AIM>
Pull every line containing "中医诊断学" from the entries.

[Dataset items]
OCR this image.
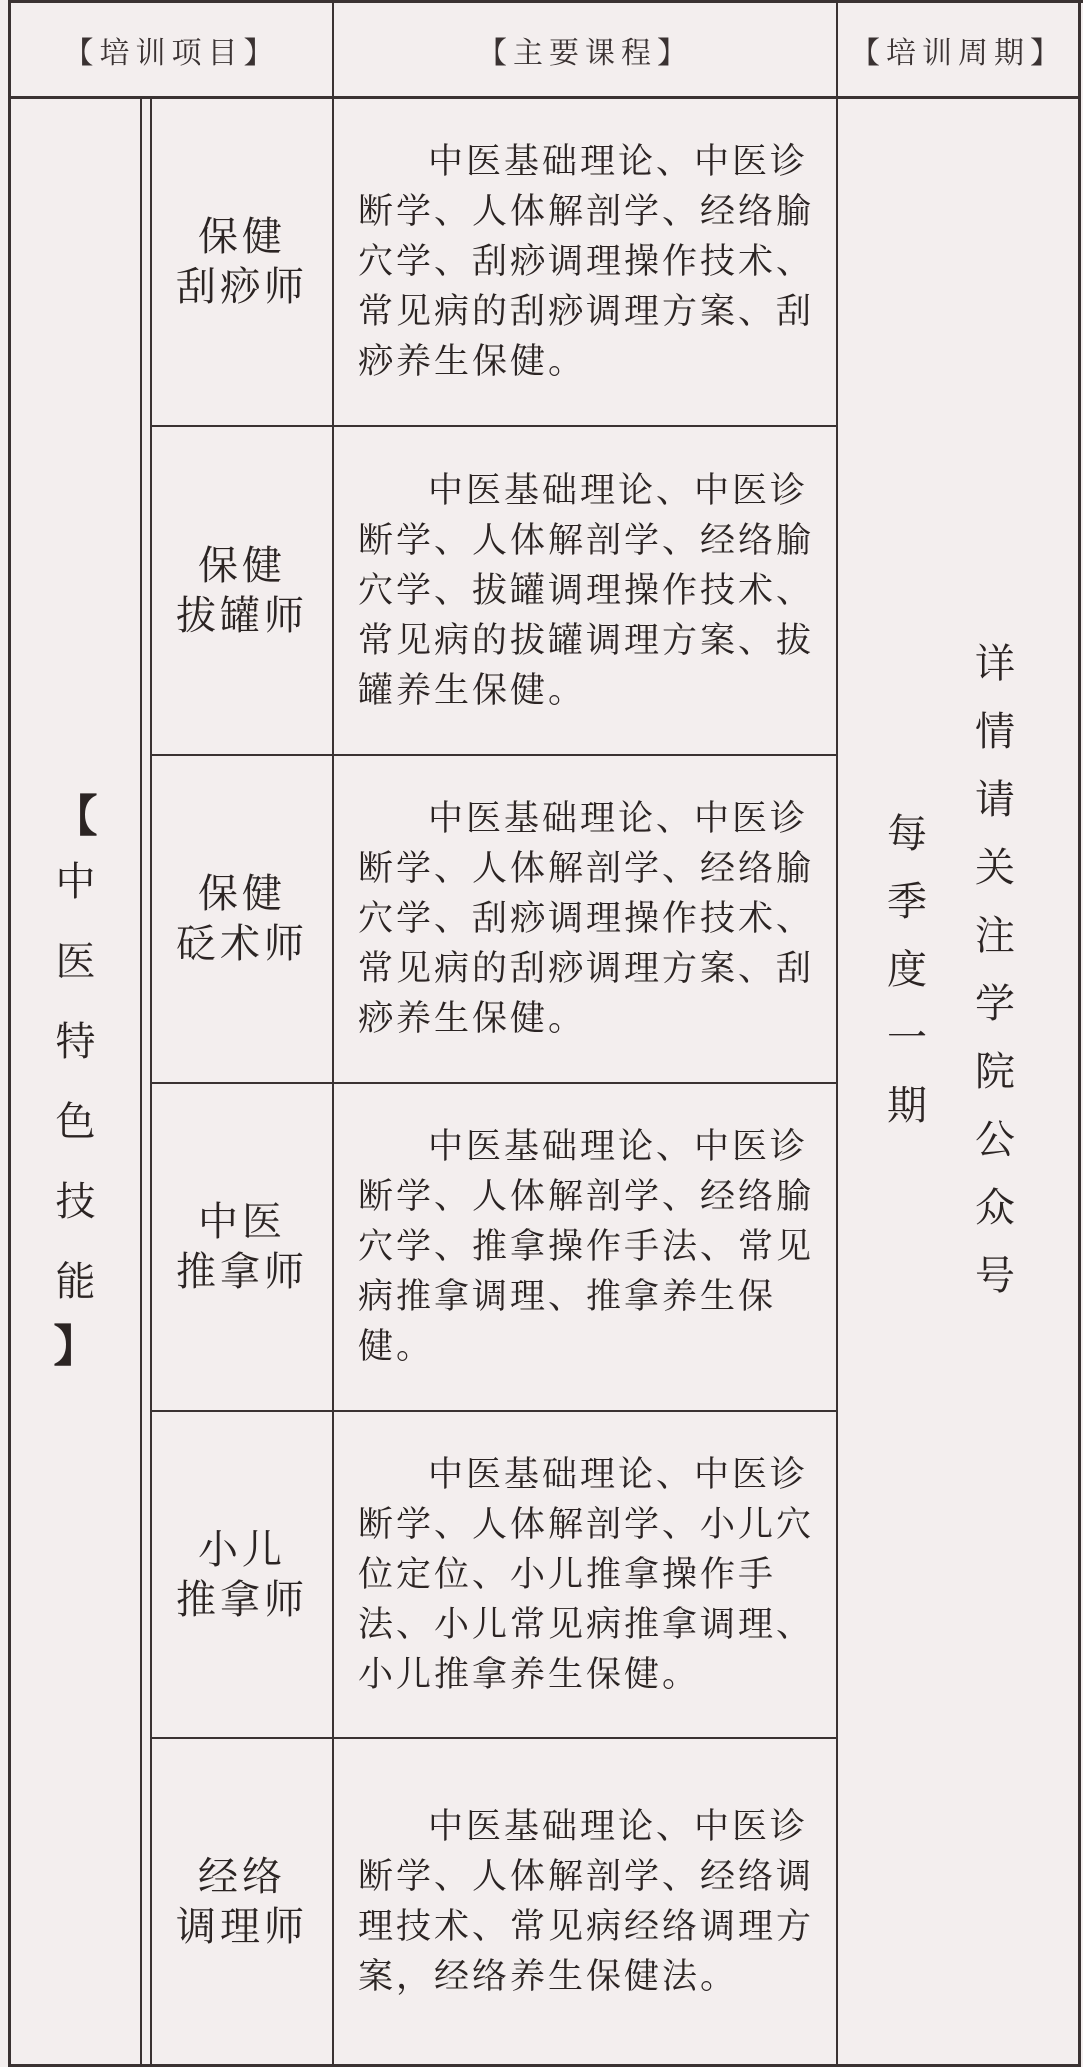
【培训项目】	【主要课程】	【培训周期】
【
中医特色技能
】
保健
刮痧师

中医基础理论、中医诊断学、人体解剖学、经络腧穴学、刮痧调理操作技术、常见病的刮痧调理方案、刮痧养生保健。

保健
拔罐师

中医基础理论、中医诊断学、人体解剖学、经络腧穴学、拔罐调理操作技术、常见病的拔罐调理方案、拔罐养生保健。

保健
砭术师

中医基础理论、中医诊断学、人体解剖学、经络腧穴学、刮痧调理操作技术、常见病的刮痧调理方案、刮痧养生保健。

中医
推拿师

中医基础理论、中医诊断学、人体解剖学、经络腧穴学、推拿操作手法、常见病推拿调理、推拿养生保健。

小儿
推拿师

中医基础理论、中医诊断学、人体解剖学、小儿穴位定位、小儿推拿操作手法、小儿常见病推拿调理、小儿推拿养生保健。

经络
调理师

中医基础理论、中医诊断学、人体解剖学、经络调理技术、常见病经络调理方案，经络养生保健法。

每季度一期
详情请关注学院公众号
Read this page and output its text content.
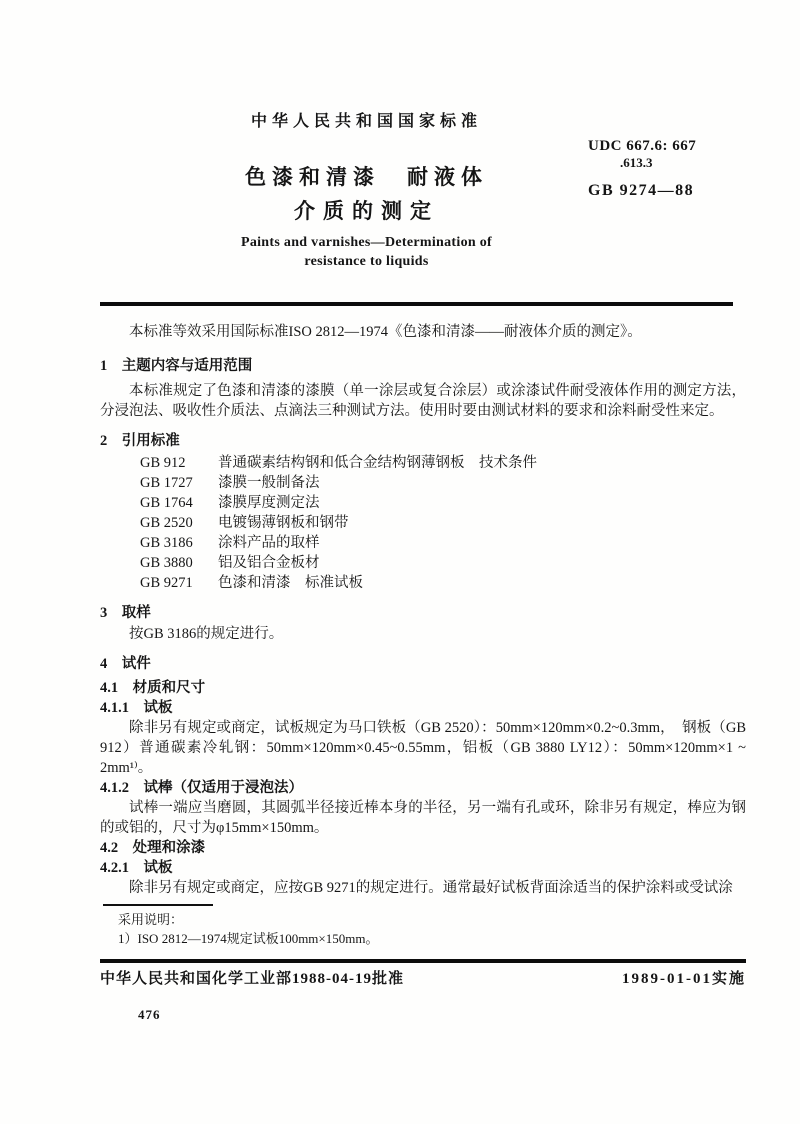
中华人民共和国国家标准
色漆和清漆　耐液体
介质的测定
Paints and varnishes—Determination of
resistance to liquids
UDC 667.6: 667
.613.3
GB 9274—88

本标准等效采用国际标准ISO 2812—1974《色漆和清漆——耐液体介质的测定》。

1　主题内容与适用范围

本标准规定了色漆和清漆的漆膜（单一涂层或复合涂层）或涂漆试件耐受液体作用的测定方法，分浸泡法、吸收性介质法、点滴法三种测试方法。使用时要由测试材料的要求和涂料耐受性来定。

2　引用标准
GB 912	普通碳素结构钢和低合金结构钢薄钢板　技术条件
GB 1727	漆膜一般制备法
GB 1764	漆膜厚度测定法
GB 2520	电镀锡薄钢板和钢带
GB 3186	涂料产品的取样
GB 3880	铝及铝合金板材
GB 9271	色漆和清漆　标准试板
3　取样

按GB 3186的规定进行。

4　试件
4.1　材质和尺寸
4.1.1　试板

除非另有规定或商定，试板规定为马口铁板（GB 2520）：50mm×120mm×0.2~0.3mm，　钢板（GB 912）普通碳素冷轧钢：50mm×120mm×0.45~0.55mm，铝板（GB 3880 LY12）：50mm×120mm×1 ~ 2mm¹⁾。

4.1.2　试棒（仅适用于浸泡法）

试棒一端应当磨圆，其圆弧半径接近棒本身的半径，另一端有孔或环，除非另有规定，棒应为钢的或铝的，尺寸为φ15mm×150mm。

4.2　处理和涂漆
4.2.1　试板

除非另有规定或商定，应按GB 9271的规定进行。通常最好试板背面涂适当的保护涂料或受试涂

采用说明：
1）ISO 2812—1974规定试板100mm×150mm。
中华人民共和国化学工业部1988-04-19批准	1989-01-01实施
476
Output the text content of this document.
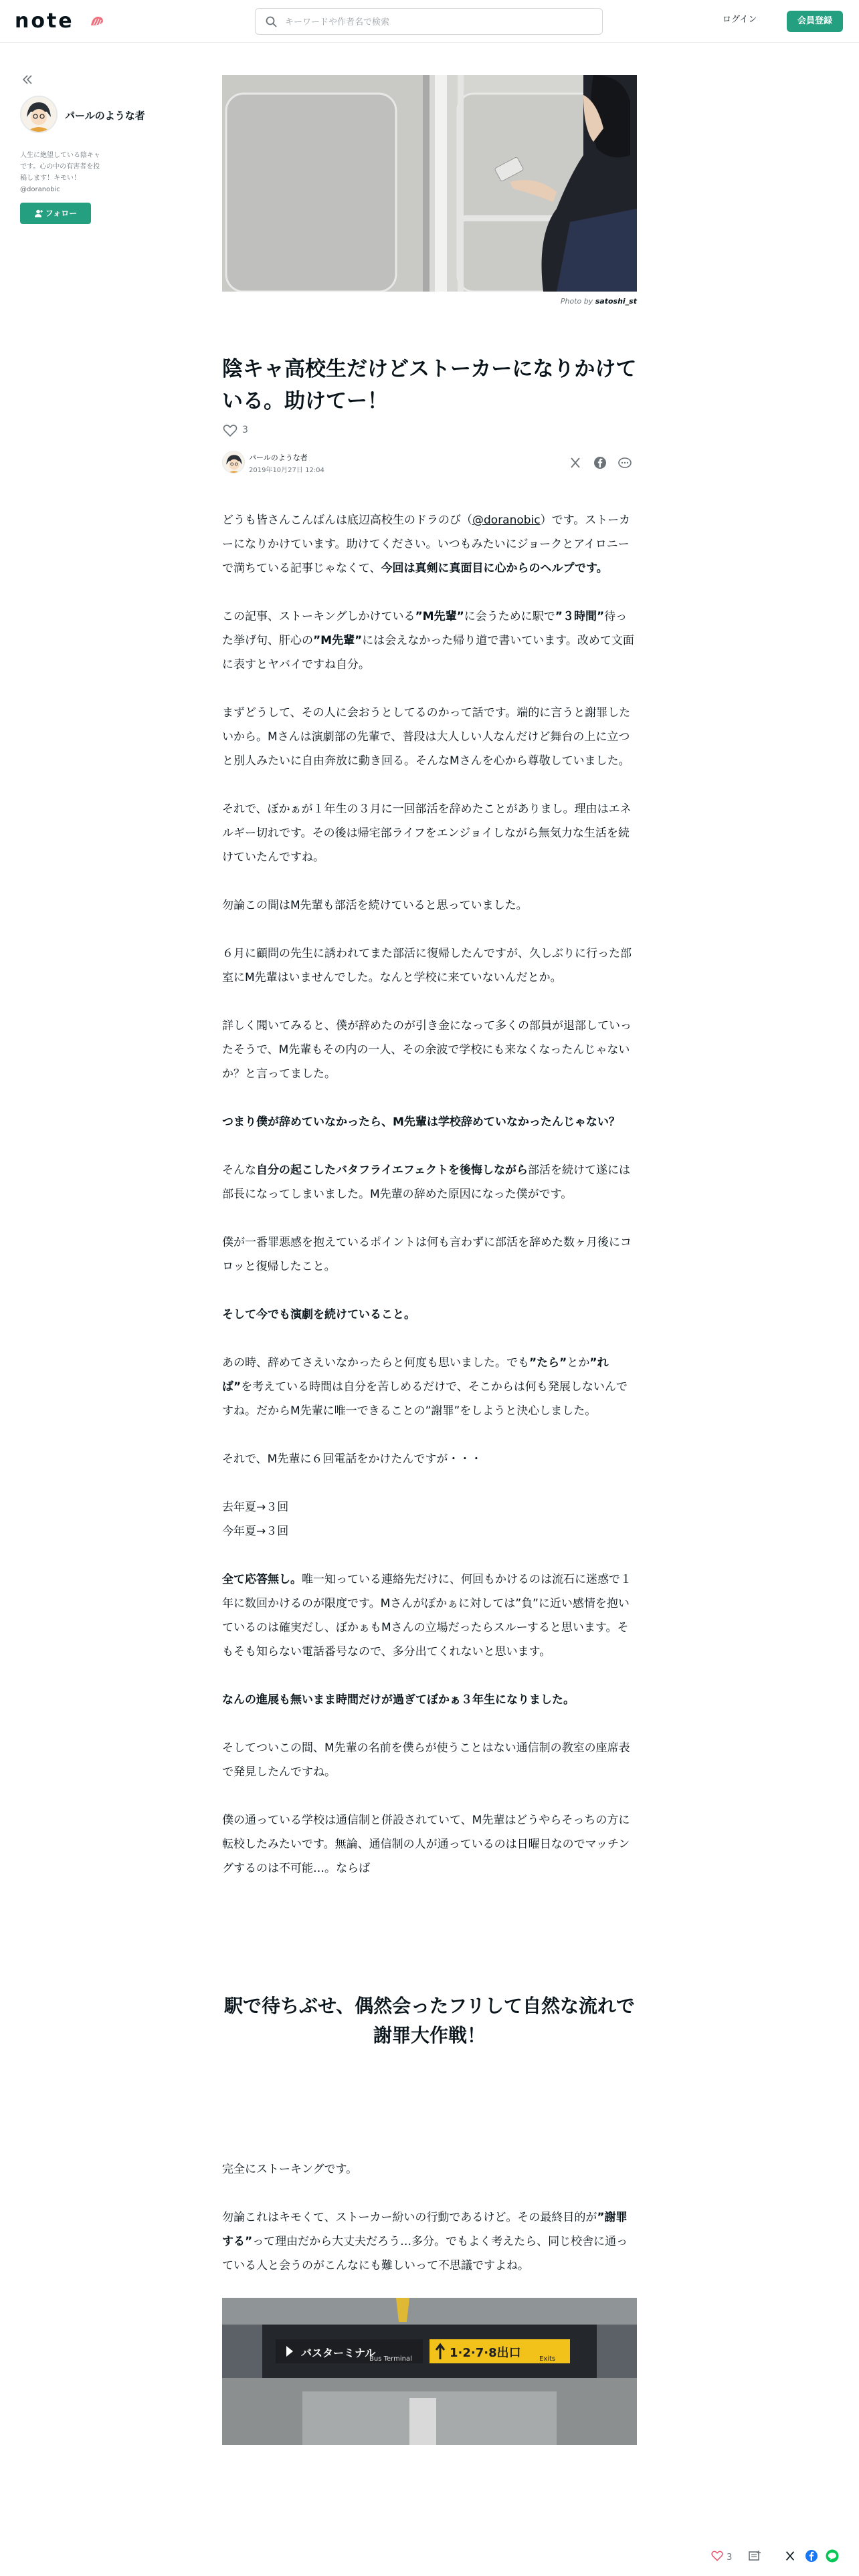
note
キーワードや作者名で検索	ログイン	会員登録
パールのような者
人生に絶望している陰キャです。心の中の有害者を投稿します！キモい！ @doranobic
フォロー
Photo by satoshi_st
陰キャ高校生だけどストーカーになりかけている。助けてー！
3
パールのような者
2019年10月27日 12:04

どうも皆さんこんばんは底辺高校生のドラのび（@doranobic）です。ストーカーになりかけています。助けてください。いつもみたいにジョークとアイロニーで満ちている記事じゃなくて、今回は真剣に真面目に心からのヘルプです。

この記事、ストーキングしかけている”M先輩”に会うために駅で”３時間”待った挙げ句、肝心の”M先輩”には会えなかった帰り道で書いています。改めて文面に表すとヤバイですね自分。

まずどうして、その人に会おうとしてるのかって話です。端的に言うと謝罪したいから。Mさんは演劇部の先輩で、普段は大人しい人なんだけど舞台の上に立つと別人みたいに自由奔放に動き回る。そんなMさんを心から尊敬していました。

それで、ぼかぁが１年生の３月に一回部活を辞めたことがありまし。理由はエネルギー切れです。その後は帰宅部ライフをエンジョイしながら無気力な生活を続けていたんですね。

勿論この間はM先輩も部活を続けていると思っていました。

６月に顧問の先生に誘われてまた部活に復帰したんですが、久しぶりに行った部室にM先輩はいませんでした。なんと学校に来ていないんだとか。

詳しく聞いてみると、僕が辞めたのが引き金になって多くの部員が退部していったそうで、M先輩もその内の一人、その余波で学校にも来なくなったんじゃないか？と言ってました。

つまり僕が辞めていなかったら、M先輩は学校辞めていなかったんじゃない？

そんな自分の起こしたバタフライエフェクトを後悔しながら部活を続けて遂には部長になってしまいました。M先輩の辞めた原因になった僕がです。

僕が一番罪悪感を抱えているポイントは何も言わずに部活を辞めた数ヶ月後にコロッと復帰したこと。

そして今でも演劇を続けていること。

あの時、辞めてさえいなかったらと何度も思いました。でも”たら”とか”れば”を考えている時間は自分を苦しめるだけで、そこからは何も発展しないんですね。だからM先輩に唯一できることの”謝罪”をしようと決心しました。

それで、M先輩に６回電話をかけたんですが・・・

去年夏→３回

今年夏→３回

全て応答無し。唯一知っている連絡先だけに、何回もかけるのは流石に迷惑で１年に数回かけるのが限度です。Mさんがぼかぁに対しては”負”に近い感情を抱いているのは確実だし、ぼかぁもMさんの立場だったらスルーすると思います。そもそも知らない電話番号なので、多分出てくれないと思います。

なんの進展も無いまま時間だけが過ぎてぼかぁ３年生になりました。

そしてついこの間、M先輩の名前を僕らが使うことはない通信制の教室の座席表で発見したんですね。

僕の通っている学校は通信制と併設されていて、M先輩はどうやらそっちの方に転校したみたいです。無論、通信制の人が通っているのは日曜日なのでマッチングするのは不可能…。ならば

駅で待ちぶせ、偶然会ったフリして自然な流れで謝罪大作戦！

完全にストーキングです。

勿論これはキモくて、ストーカー紛いの行動であるけど。その最終目的が”謝罪する”って理由だから大丈夫だろう…多分。でもよく考えたら、同じ校舎に通っている人と会うのがこんなにも難しいって不思議ですよね。

バスターミナル
Bus Terminal	1·2·7·8出口	Exits
3
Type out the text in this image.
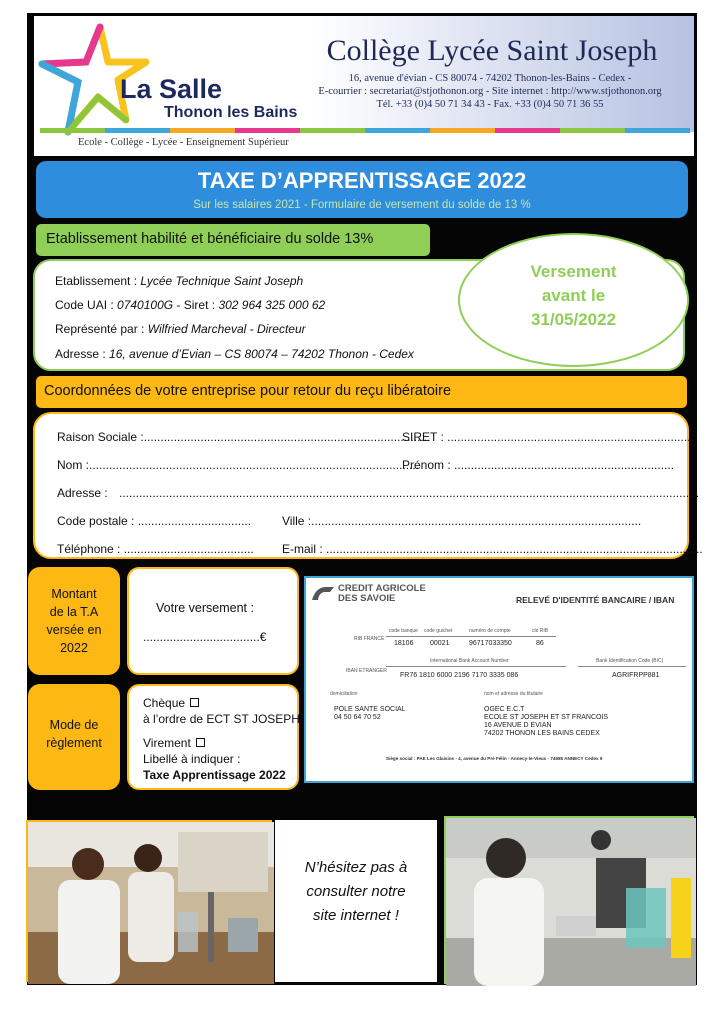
La Salle
Thonon les Bains
Collège Lycée Saint Joseph
16, avenue d'évian - CS 80074 - 74202 Thonon-les-Bains - Cedex -
E-courrier : secretariat@stjothonon.org - Site internet : http://www.stjothonon.org
Tél. +33 (0)4 50 71 34 43 - Fax. +33 (0)4 50 71 36 55
Ecole - Collège - Lycée - Enseignement Supérieur
TAXE D’APPRENTISSAGE 2022
Sur les salaires 2021 - Formulaire de versement du solde de 13 %
Etablissement habilité et bénéficiaire du solde 13%
Etablissement : Lycée Technique Saint Joseph
Code UAI : 0740100G - Siret : 302 964 325 000 62
Représenté par : Wilfried Marcheval - Directeur
Adresse : 16, avenue d’Evian – CS 80074 – 74202 Thonon - Cedex
Versement
avant le
31/05/2022
Coordonnées de votre entreprise pour retour du reçu libératoire
Raison Sociale :......................................................................................
SIRET : ..........................................................................
Nom :...................................................................................................
Prénom : ..................................................................
Adresse : ..............................................................................................................................................................................
Code postale : ..................................	Ville :...................................................................................................
Téléphone : .......................................	E-mail : .................................................................................................................
Montant
de la T.A
versée en
2022
Votre versement :
...................................€
Mode de
règlement
Chèque
à l’ordre de ECT ST JOSEPH
Virement
Libellé à indiquer :
Taxe Apprentissage 2022
CREDIT AGRICOLE
DES SAVOIE	RELEVÉ D'IDENTITÉ BANCAIRE / IBAN
code banque code guichet	numéro de compte	clé RIB
RIB FRANCE
18106 00021	96717033350	86
International Bank Account Number	Bank Identification Code (BIC)
IBAN ETRANGER
FR76 1810 6000 2196 7170 3335 086	AGRIFRPP881
domiciliation	nom et adresse du titulaire
POLE SANTE SOCIAL
04 50 64 70 52
OGEC E.C.T
ECOLE ST JOSEPH ET ST FRANCOIS
16 AVENUE D EVIAN
74202 THONON LES BAINS CEDEX
Siège social : PAE Les Glaisins - 4, avenue du Pré Félin - Annecy-le-Vieux - 74985 ANNECY Cedex 9
N’hésitez pas à
consulter notre
site internet !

RESPONSE TO THIS TASK>
中医基础理论、中医诊断学、人体解剖学、经络腧穴学、刮痧调理操作技术、常见病的刮痧调理方案、刮痧养生保健。
中医基础理论、中医诊断学、人体解剖学、经络腧穴学、拔罐调理操作技术、常见病的拔罐调理方案、拔罐养生保健。
中医基础理论、中医诊断学、人体解剖学、经络腧穴学、刮痧调理操作技术、常见病的刮痧调理方案、刮痧养生保健。
中医基础理论、中医诊断学、人体解剖学、经络腧穴学、推拿操作手法、常见病推拿调理、推拿养生保健。
中医基础理论、中医诊断学、人体解剖学、小儿穴位定位、小儿推拿操作手法、小儿常见病推拿调理、小儿推拿养生保健。
中医基础理论、中医诊断学、人体解剖学、经络调理技术、常见病经络调理方案，经络养生保健法。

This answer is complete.